(Dataset records)
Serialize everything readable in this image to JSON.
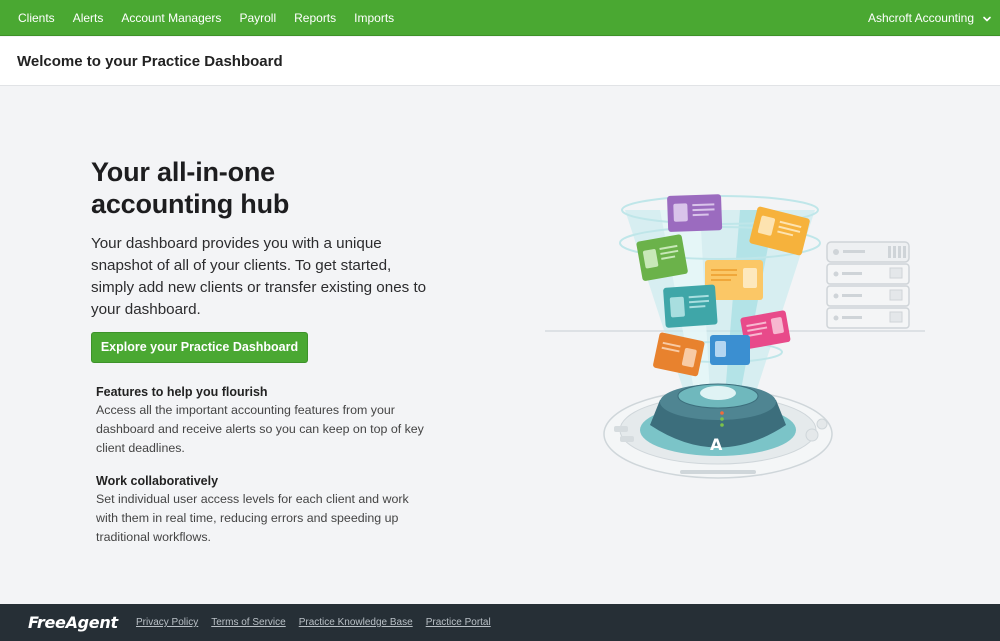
{
  "nav": {
    "items": [
      {
        "label": "Clients"
      },
      {
        "label": "Alerts"
      },
      {
        "label": "Account Managers"
      },
      {
        "label": "Payroll"
      },
      {
        "label": "Reports"
      },
      {
        "label": "Imports"
      }
    ],
    "account_label": "Ashcroft Accounting",
    "account_icon": "chevron-down-icon"
  },
  "page": {
    "title": "Welcome to your Practice Dashboard"
  },
  "hero": {
    "heading_line1": "Your all-in-one",
    "heading_line2": "accounting hub",
    "lead": "Your dashboard provides you with a unique snapshot of all of your clients. To get started, simply add new clients or transfer existing ones to your dashboard.",
    "cta_label": "Explore your Practice Dashboard"
  },
  "features": [
    {
      "title": "Features to help you flourish",
      "body": "Access all the important accounting features from your dashboard and receive alerts so you can keep on top of key client deadlines."
    },
    {
      "title": "Work collaboratively",
      "body": "Set individual user access levels for each client and work with them in real time, reducing errors and speeding up traditional workflows."
    }
  ],
  "illustration": {
    "subject": "client-folders-funnel-illustration",
    "folder_colors": [
      "#9b6bbf",
      "#f6b23c",
      "#6bb24a",
      "#fbc766",
      "#3fa6a8",
      "#e84a8a",
      "#e8822e",
      "#3b8fd1"
    ]
  },
  "footer": {
    "logo_text": "FreeAgent",
    "links": [
      {
        "label": "Privacy Policy"
      },
      {
        "label": "Terms of Service"
      },
      {
        "label": "Practice Knowledge Base"
      },
      {
        "label": "Practice Portal"
      }
    ]
  },
  "colors": {
    "brand_green": "#4aa832",
    "footer_bg": "#262f36",
    "page_bg": "#f3f4f6"
  }
}
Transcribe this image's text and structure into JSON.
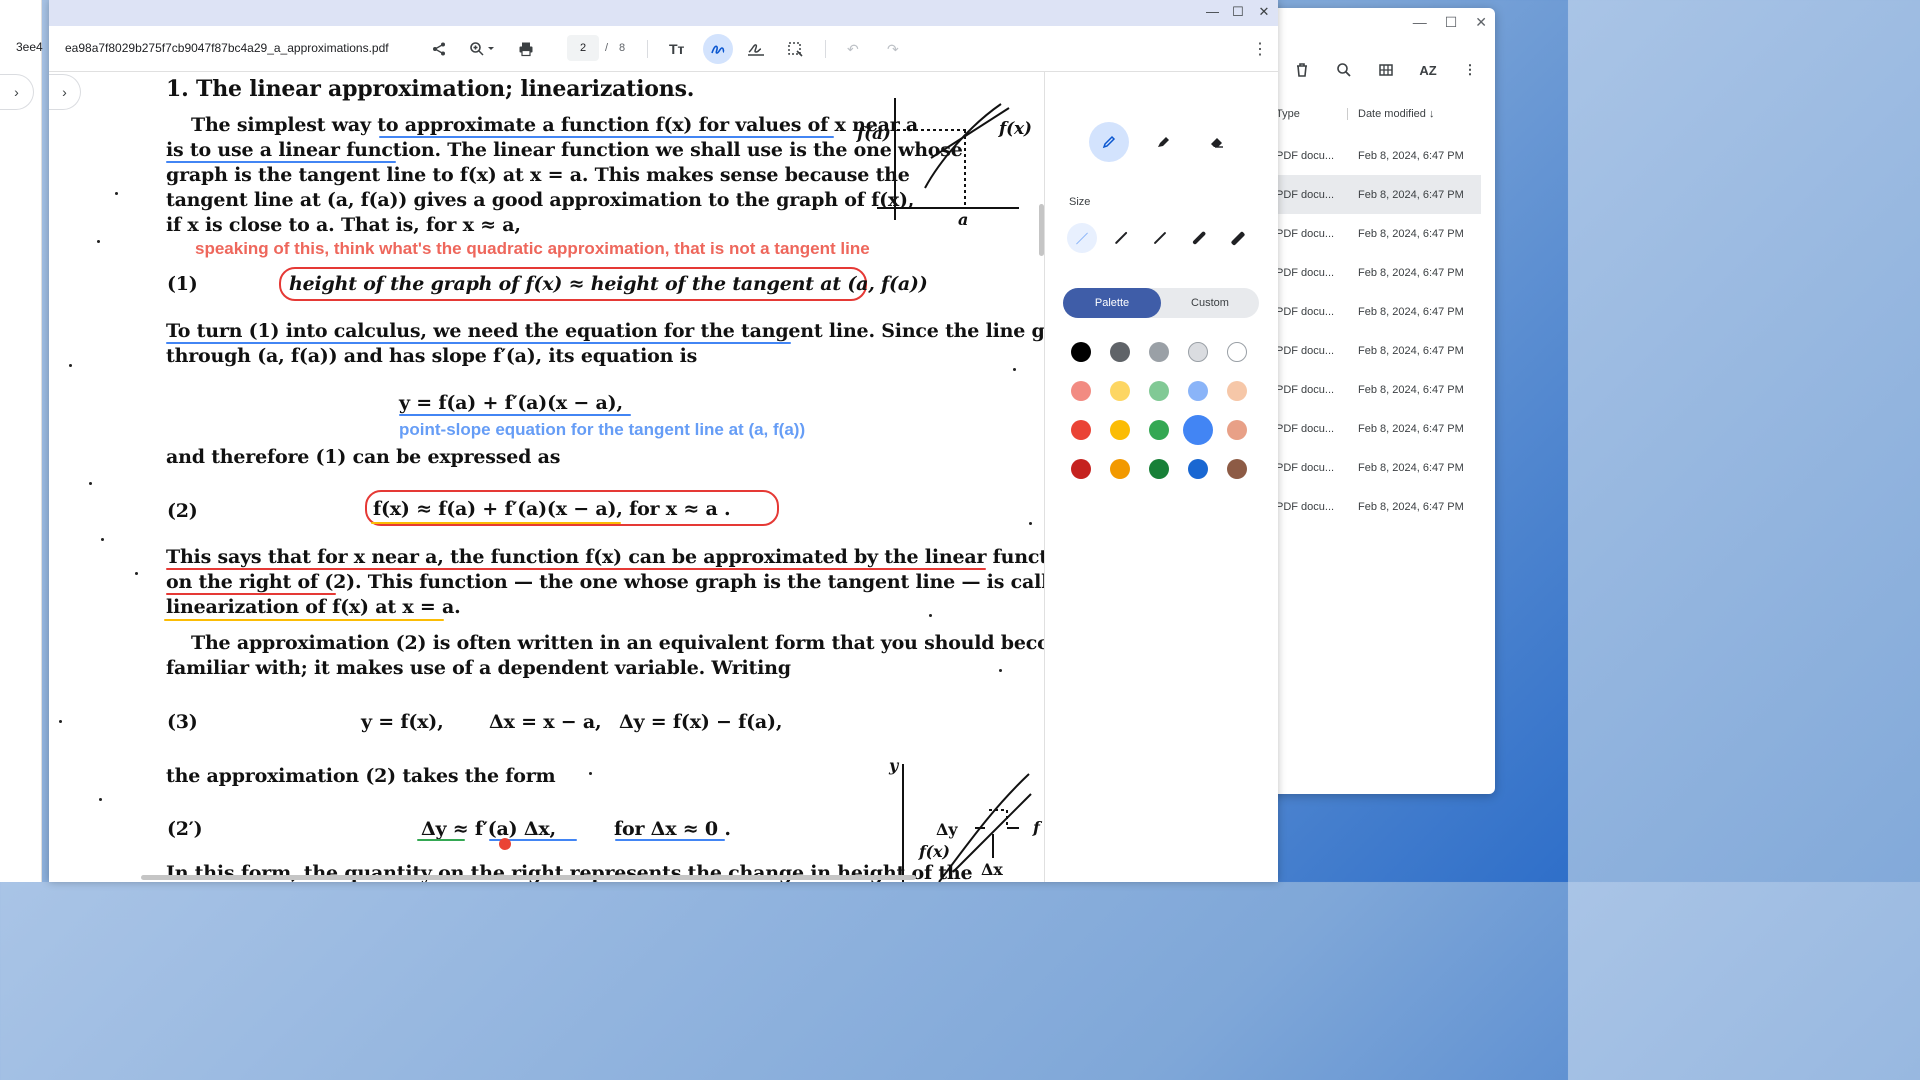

• Required work: From the entries above, extract each line containing "with".

• Final result:
    "lead": "Your dashboard provides you with a unique snapshot of all of your clients. To get started, simply add new clients or transfer existing ones to your dashboard.",
      "body": "Set individual user access levels for each client and work with them in real time, reducing errors and speeding up traditional workflows."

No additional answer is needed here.